» AIM OF THE TASK
Copy out every line in the entries below that includes "structure".

» Entries with figure data
--------------------------------------------------

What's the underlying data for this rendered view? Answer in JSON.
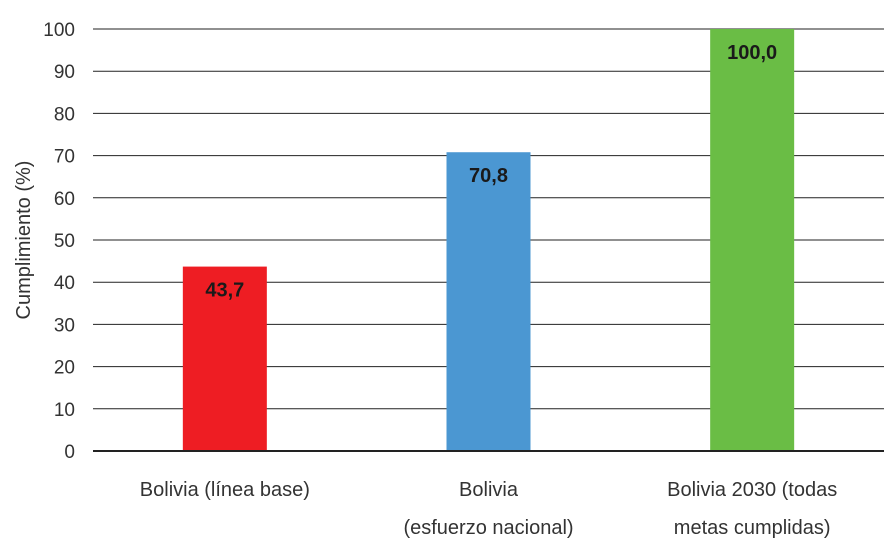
{
  "chart_data": {
    "type": "bar",
    "categories": [
      [
        "Bolivia (línea base)"
      ],
      [
        "Bolivia",
        "(esfuerzo nacional)"
      ],
      [
        "Bolivia 2030 (todas",
        "metas cumplidas)"
      ]
    ],
    "values": [
      43.7,
      70.8,
      100.0
    ],
    "value_labels": [
      "43,7",
      "70,8",
      "100,0"
    ],
    "colors": [
      "#ee1d23",
      "#4b97d2",
      "#6abd45"
    ],
    "ylabel": "Cumplimiento (%)",
    "ylim": [
      0,
      100
    ],
    "yticks": [
      0,
      10,
      20,
      30,
      40,
      50,
      60,
      70,
      80,
      90,
      100
    ],
    "grid": true,
    "legend": "none"
  }
}
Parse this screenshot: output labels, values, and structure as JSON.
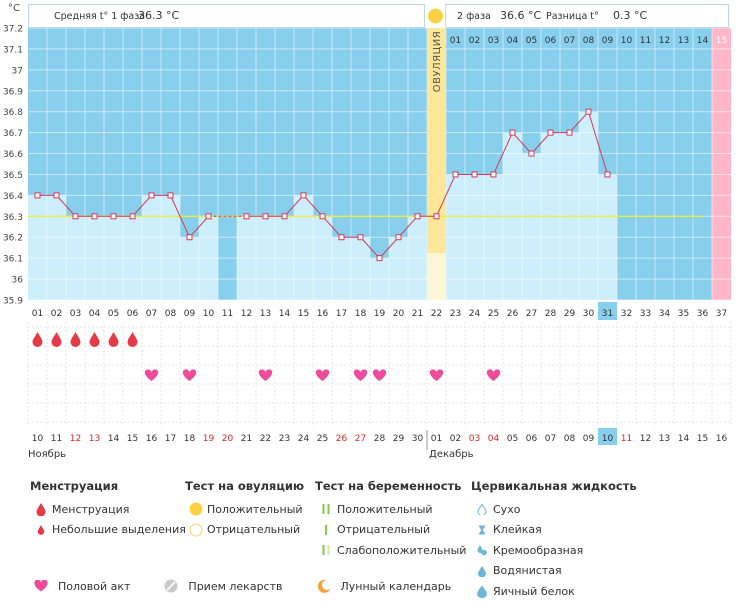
{
  "header": {
    "unit": "°C",
    "phase1_label": "Средняя t° 1 фаза",
    "phase1_value": "36.3 °C",
    "phase2_label": "2 фаза",
    "phase2_value": "36.6 °C",
    "diff_label": "Разница t°",
    "diff_value": "0.3 °C",
    "ovulation_label": "ОВУЛЯЦИЯ"
  },
  "colors": {
    "bg_blue": "#88cfee",
    "bar_fill": "#cdeefd",
    "ovulation": "#fde79a",
    "pink": "#ffb6c8",
    "line": "#d23a57",
    "coverline": "#e8ef3d",
    "heart": "#ee4b9b",
    "drop": "#e53b47",
    "weekend": "#d32a2a"
  },
  "chart_data": {
    "type": "line",
    "ylabel": "°C",
    "ylim": [
      35.9,
      37.2
    ],
    "y_ticks": [
      "35.9",
      "36",
      "36.1",
      "36.2",
      "36.3",
      "36.4",
      "36.5",
      "36.6",
      "36.7",
      "36.8",
      "36.9",
      "37",
      "37.1",
      "37.2"
    ],
    "cycle_days": [
      "01",
      "02",
      "03",
      "04",
      "05",
      "06",
      "07",
      "08",
      "09",
      "10",
      "11",
      "12",
      "13",
      "14",
      "15",
      "16",
      "17",
      "18",
      "19",
      "20",
      "21",
      "22",
      "23",
      "24",
      "25",
      "26",
      "27",
      "28",
      "29",
      "30",
      "31",
      "32",
      "33",
      "34",
      "35",
      "36",
      "37"
    ],
    "temperatures": [
      36.4,
      36.4,
      36.3,
      36.3,
      36.3,
      36.3,
      36.4,
      36.4,
      36.2,
      36.3,
      null,
      36.3,
      36.3,
      36.3,
      36.4,
      36.3,
      36.2,
      36.2,
      36.1,
      36.2,
      36.3,
      36.3,
      36.5,
      36.5,
      36.5,
      36.7,
      36.6,
      36.7,
      36.7,
      36.8,
      36.5,
      null,
      null,
      null,
      null,
      null,
      null
    ],
    "coverline": 36.3,
    "ovulation_day": 22,
    "current_day": 31,
    "phase2_day_labels": [
      "01",
      "02",
      "03",
      "04",
      "05",
      "06",
      "07",
      "08",
      "09",
      "10",
      "11",
      "12",
      "13",
      "14",
      "15"
    ],
    "menstruation_days": [
      1,
      2,
      3,
      4,
      5,
      6
    ],
    "intercourse_days": [
      7,
      9,
      13,
      16,
      18,
      19,
      22,
      25
    ],
    "dates": [
      "10",
      "11",
      "12",
      "13",
      "14",
      "15",
      "16",
      "17",
      "18",
      "19",
      "20",
      "21",
      "22",
      "23",
      "24",
      "25",
      "26",
      "27",
      "28",
      "29",
      "30",
      "01",
      "02",
      "03",
      "04",
      "05",
      "06",
      "07",
      "08",
      "09",
      "10",
      "11",
      "12",
      "13",
      "14",
      "15",
      "16"
    ],
    "weekend_days": [
      3,
      4,
      10,
      11,
      17,
      18,
      24,
      25,
      32
    ],
    "month_labels": [
      "Ноябрь",
      "Декабрь"
    ]
  },
  "legend": {
    "menstruation": {
      "title": "Менструация",
      "items": [
        "Менструация",
        "Небольшие выделения"
      ]
    },
    "ovulation_test": {
      "title": "Тест на овуляцию",
      "items": [
        "Положительный",
        "Отрицательный"
      ]
    },
    "pregnancy_test": {
      "title": "Тест на беременность",
      "items": [
        "Положительный",
        "Отрицательный",
        "Слабоположительный"
      ]
    },
    "cervical": {
      "title": "Цервикальная жидкость",
      "items": [
        "Сухо",
        "Клейкая",
        "Кремообразная",
        "Водянистая",
        "Яичный белок"
      ]
    },
    "bottom": [
      "Половой акт",
      "Прием лекарств",
      "Лунный календарь"
    ]
  }
}
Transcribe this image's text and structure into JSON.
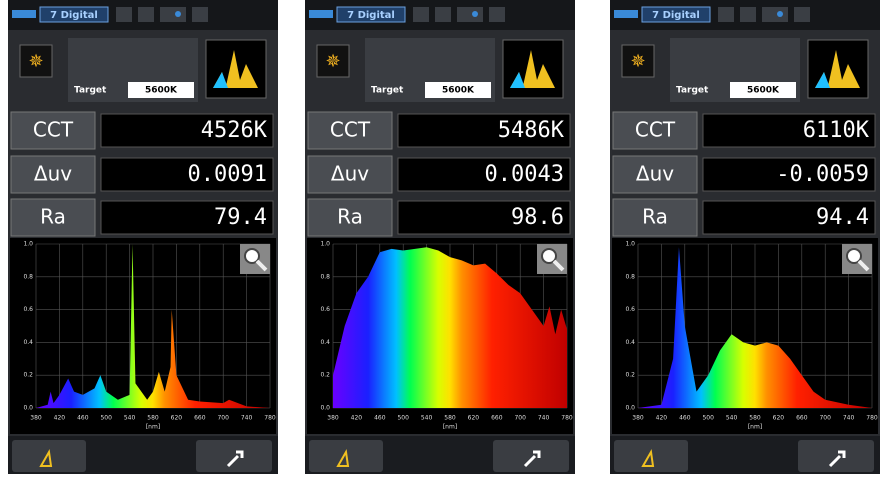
{
  "chart_axes": {
    "xlim": [
      380,
      780
    ],
    "xticks": [
      380,
      420,
      460,
      500,
      540,
      580,
      620,
      660,
      700,
      740,
      780
    ],
    "ylim": [
      0,
      1
    ],
    "yticks": [
      {
        "value": 0,
        "label": "0.0"
      },
      0.2,
      0.4,
      0.6,
      0.8,
      {
        "value": 1,
        "label": "1.0"
      }
    ],
    "x_label": "[nm]"
  },
  "screens": [
    {
      "mode": "7 Digital",
      "target_label": "Target",
      "target_value": "5600K",
      "rows": [
        {
          "label": "CCT",
          "value": "4526K"
        },
        {
          "label": "Δuv",
          "value": "0.0091"
        },
        {
          "label": "Ra",
          "value": "79.4"
        }
      ],
      "spectrum": {
        "x": [
          380,
          400,
          405,
          410,
          420,
          435,
          445,
          460,
          480,
          490,
          500,
          520,
          540,
          545,
          550,
          570,
          580,
          590,
          600,
          610,
          612,
          620,
          640,
          660,
          700,
          710,
          740,
          780
        ],
        "values": [
          0,
          0.02,
          0.1,
          0.03,
          0.08,
          0.18,
          0.1,
          0.08,
          0.12,
          0.2,
          0.1,
          0.05,
          0.08,
          1.0,
          0.15,
          0.05,
          0.1,
          0.22,
          0.1,
          0.25,
          0.6,
          0.2,
          0.05,
          0.04,
          0.03,
          0.05,
          0.01,
          0
        ]
      }
    },
    {
      "mode": "7 Digital",
      "target_label": "Target",
      "target_value": "5600K",
      "rows": [
        {
          "label": "CCT",
          "value": "5486K"
        },
        {
          "label": "Δuv",
          "value": "0.0043"
        },
        {
          "label": "Ra",
          "value": "98.6"
        }
      ],
      "spectrum": {
        "x": [
          380,
          400,
          420,
          440,
          460,
          480,
          500,
          520,
          540,
          560,
          580,
          600,
          620,
          640,
          660,
          680,
          700,
          720,
          740,
          750,
          760,
          770,
          780
        ],
        "values": [
          0.2,
          0.5,
          0.7,
          0.8,
          0.95,
          0.97,
          0.96,
          0.97,
          0.98,
          0.96,
          0.92,
          0.9,
          0.87,
          0.88,
          0.82,
          0.75,
          0.7,
          0.6,
          0.5,
          0.62,
          0.45,
          0.6,
          0.48
        ]
      }
    },
    {
      "mode": "7 Digital",
      "target_label": "Target",
      "target_value": "5600K",
      "rows": [
        {
          "label": "CCT",
          "value": "6110K"
        },
        {
          "label": "Δuv",
          "value": "-0.0059"
        },
        {
          "label": "Ra",
          "value": "94.4"
        }
      ],
      "spectrum": {
        "x": [
          380,
          420,
          440,
          450,
          460,
          480,
          500,
          520,
          540,
          560,
          580,
          600,
          620,
          640,
          660,
          680,
          700,
          740,
          780
        ],
        "values": [
          0,
          0.02,
          0.3,
          0.98,
          0.5,
          0.1,
          0.2,
          0.35,
          0.45,
          0.4,
          0.38,
          0.4,
          0.38,
          0.3,
          0.2,
          0.1,
          0.05,
          0.02,
          0
        ]
      }
    }
  ]
}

--------------------------------------------------

» EXERCISE OUTPUT
Parse this screenshot: output labels, values, and structure as JSON.
Transcribe this image's text and structure into JSON.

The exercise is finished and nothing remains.